Stored items:
^^^^^^^^^^^^^^^^

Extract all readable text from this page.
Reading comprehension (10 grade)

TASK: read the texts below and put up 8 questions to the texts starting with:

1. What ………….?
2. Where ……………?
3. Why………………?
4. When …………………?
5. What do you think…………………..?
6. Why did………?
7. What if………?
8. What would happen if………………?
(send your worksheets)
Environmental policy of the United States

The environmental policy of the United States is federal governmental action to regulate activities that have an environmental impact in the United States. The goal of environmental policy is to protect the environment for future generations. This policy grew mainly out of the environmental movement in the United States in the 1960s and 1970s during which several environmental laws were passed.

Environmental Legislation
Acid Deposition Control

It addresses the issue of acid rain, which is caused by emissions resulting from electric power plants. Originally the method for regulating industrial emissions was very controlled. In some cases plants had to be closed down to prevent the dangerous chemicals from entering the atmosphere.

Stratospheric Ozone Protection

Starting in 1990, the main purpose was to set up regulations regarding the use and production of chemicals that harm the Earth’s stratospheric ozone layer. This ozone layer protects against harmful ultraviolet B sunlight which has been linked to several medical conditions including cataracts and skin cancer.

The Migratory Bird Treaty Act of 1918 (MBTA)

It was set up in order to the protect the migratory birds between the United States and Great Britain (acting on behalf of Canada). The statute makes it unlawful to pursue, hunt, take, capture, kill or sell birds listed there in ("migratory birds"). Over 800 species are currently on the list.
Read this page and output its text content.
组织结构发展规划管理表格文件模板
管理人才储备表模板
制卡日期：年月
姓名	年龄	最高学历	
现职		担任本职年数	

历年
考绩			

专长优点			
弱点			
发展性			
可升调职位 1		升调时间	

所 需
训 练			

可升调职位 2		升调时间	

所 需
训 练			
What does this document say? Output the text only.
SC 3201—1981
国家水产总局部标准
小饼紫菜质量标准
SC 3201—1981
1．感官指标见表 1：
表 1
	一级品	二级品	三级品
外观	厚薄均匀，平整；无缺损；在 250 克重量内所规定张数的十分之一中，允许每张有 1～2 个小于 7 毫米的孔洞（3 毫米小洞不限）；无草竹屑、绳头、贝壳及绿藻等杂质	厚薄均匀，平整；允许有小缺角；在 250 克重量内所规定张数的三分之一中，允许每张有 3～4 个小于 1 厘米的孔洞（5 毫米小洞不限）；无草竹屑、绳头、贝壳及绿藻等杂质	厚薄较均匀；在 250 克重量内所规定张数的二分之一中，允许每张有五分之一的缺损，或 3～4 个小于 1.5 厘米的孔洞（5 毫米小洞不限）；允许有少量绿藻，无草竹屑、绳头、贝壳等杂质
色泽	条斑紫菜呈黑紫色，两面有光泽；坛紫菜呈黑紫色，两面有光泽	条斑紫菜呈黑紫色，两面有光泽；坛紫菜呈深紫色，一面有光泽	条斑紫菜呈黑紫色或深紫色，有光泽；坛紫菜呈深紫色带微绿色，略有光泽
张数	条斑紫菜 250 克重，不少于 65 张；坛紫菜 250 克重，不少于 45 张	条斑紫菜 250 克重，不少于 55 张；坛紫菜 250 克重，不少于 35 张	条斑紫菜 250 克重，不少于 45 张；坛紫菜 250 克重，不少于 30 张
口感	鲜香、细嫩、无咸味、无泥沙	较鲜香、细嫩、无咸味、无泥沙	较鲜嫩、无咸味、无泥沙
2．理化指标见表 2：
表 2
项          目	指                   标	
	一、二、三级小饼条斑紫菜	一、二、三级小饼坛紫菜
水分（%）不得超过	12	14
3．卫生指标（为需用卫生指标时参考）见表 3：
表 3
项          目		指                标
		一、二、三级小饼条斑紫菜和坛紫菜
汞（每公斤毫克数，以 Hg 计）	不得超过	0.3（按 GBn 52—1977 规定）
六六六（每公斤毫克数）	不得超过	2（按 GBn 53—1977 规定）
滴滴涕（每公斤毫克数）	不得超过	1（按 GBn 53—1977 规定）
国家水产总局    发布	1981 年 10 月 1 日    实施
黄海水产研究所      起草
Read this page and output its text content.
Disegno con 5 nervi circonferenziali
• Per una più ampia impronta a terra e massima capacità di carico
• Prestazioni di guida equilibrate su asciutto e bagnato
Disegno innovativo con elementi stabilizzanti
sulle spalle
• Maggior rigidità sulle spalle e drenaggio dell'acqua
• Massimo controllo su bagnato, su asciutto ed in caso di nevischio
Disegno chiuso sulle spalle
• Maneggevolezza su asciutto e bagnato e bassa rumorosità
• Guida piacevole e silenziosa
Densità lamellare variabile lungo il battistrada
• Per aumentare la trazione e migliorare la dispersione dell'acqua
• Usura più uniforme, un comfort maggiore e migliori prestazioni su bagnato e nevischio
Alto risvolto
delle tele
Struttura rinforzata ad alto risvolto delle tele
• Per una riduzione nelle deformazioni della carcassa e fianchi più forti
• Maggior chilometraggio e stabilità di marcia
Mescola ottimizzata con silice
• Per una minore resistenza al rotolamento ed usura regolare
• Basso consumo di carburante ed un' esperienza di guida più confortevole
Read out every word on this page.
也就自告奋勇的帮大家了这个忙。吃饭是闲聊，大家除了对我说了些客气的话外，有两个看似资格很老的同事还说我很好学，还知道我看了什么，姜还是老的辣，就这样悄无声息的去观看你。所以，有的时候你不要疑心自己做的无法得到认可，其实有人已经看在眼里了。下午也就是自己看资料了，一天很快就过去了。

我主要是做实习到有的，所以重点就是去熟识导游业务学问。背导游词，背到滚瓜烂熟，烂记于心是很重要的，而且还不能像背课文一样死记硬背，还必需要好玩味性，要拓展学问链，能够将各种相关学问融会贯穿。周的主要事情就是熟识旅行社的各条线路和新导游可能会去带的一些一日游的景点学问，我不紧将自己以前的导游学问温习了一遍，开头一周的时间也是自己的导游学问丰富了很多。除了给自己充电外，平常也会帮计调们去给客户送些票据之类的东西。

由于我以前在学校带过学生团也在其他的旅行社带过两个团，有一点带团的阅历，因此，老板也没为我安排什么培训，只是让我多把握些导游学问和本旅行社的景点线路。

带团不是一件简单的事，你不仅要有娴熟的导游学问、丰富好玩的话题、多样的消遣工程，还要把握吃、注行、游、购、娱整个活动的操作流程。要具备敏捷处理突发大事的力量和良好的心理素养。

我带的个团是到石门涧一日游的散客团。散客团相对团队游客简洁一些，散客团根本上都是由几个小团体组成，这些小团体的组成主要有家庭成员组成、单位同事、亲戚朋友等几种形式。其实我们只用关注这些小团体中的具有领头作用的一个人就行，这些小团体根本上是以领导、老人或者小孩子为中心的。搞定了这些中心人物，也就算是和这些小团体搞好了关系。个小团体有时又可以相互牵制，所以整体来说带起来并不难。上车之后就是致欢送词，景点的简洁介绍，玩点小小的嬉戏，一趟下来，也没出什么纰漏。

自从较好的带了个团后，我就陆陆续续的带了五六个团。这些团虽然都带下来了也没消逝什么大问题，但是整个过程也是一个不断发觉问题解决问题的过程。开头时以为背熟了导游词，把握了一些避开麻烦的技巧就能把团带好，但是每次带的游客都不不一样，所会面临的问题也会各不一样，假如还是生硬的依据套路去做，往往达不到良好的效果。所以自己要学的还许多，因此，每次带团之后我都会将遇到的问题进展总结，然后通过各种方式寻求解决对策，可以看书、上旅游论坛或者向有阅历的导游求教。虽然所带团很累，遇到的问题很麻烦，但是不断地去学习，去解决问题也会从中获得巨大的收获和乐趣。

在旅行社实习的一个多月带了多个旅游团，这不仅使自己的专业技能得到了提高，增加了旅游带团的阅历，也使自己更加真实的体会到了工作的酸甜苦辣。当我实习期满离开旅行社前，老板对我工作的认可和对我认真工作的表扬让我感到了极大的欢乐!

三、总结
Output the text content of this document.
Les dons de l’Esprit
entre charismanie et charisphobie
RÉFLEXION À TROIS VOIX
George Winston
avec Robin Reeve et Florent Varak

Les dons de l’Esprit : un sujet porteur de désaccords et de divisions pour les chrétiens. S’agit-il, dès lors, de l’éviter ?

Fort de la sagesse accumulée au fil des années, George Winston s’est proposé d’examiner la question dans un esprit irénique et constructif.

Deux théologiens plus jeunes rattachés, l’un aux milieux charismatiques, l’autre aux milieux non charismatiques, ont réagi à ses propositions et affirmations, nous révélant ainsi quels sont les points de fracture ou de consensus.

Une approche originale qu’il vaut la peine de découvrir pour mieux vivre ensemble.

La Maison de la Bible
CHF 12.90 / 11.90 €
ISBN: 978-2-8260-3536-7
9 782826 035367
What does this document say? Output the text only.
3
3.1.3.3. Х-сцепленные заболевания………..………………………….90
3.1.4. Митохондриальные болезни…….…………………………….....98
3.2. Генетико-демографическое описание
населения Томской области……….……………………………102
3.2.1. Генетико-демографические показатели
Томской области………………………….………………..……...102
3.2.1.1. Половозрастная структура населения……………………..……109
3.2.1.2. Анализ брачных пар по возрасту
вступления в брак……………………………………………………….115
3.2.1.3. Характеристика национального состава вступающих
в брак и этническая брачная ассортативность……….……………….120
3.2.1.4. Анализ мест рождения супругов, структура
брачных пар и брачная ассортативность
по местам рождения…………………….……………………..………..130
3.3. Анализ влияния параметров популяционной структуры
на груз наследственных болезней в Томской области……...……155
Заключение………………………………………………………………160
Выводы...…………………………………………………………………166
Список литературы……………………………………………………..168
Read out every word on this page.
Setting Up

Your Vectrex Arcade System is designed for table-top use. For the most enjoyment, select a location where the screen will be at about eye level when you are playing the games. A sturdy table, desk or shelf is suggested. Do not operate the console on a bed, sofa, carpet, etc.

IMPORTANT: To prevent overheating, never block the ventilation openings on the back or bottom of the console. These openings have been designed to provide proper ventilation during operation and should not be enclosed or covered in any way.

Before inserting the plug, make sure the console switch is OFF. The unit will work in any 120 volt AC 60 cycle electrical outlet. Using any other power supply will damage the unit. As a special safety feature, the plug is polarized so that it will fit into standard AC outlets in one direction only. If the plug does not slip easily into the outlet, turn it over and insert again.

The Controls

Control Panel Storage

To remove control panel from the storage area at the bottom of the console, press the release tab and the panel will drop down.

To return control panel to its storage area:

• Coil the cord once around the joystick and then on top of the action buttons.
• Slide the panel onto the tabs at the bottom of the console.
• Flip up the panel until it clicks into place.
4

^^^^^^^^^^^^^^^^

What you will do :: For the entries shown above, give the number of lines that include the word "from", without any other text.

Solution for this problem :: 3